**THE PROBLEM**
Transcribe the entries below exactly.

[Stored entries]
[start]

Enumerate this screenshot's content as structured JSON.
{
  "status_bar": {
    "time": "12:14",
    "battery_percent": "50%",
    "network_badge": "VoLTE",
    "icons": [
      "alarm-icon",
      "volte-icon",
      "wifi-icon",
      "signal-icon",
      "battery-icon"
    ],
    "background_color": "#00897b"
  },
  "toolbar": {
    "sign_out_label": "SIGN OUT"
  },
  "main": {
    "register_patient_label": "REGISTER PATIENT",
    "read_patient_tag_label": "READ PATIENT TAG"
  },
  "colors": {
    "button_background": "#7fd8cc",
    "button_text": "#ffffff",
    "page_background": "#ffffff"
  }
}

[end]

**ANSWER TO THIS PROBLEM**
Enumerate this screenshot's content as structured JSON.
{
  "status_bar": {
    "time": "12:14",
    "battery_percent": "50%",
    "network_badge": "VoLTE",
    "icons": [
      "alarm-icon",
      "volte-icon",
      "wifi-icon",
      "signal-icon",
      "battery-icon"
    ],
    "background_color": "#00897b"
  },
  "toolbar": {
    "sign_out_label": "SIGN OUT"
  },
  "main": {
    "register_patient_label": "REGISTER PATIENT",
    "read_patient_tag_label": "READ PATIENT TAG"
  },
  "colors": {
    "button_background": "#7fd8cc",
    "button_text": "#ffffff",
    "page_background": "#ffffff"
  }
}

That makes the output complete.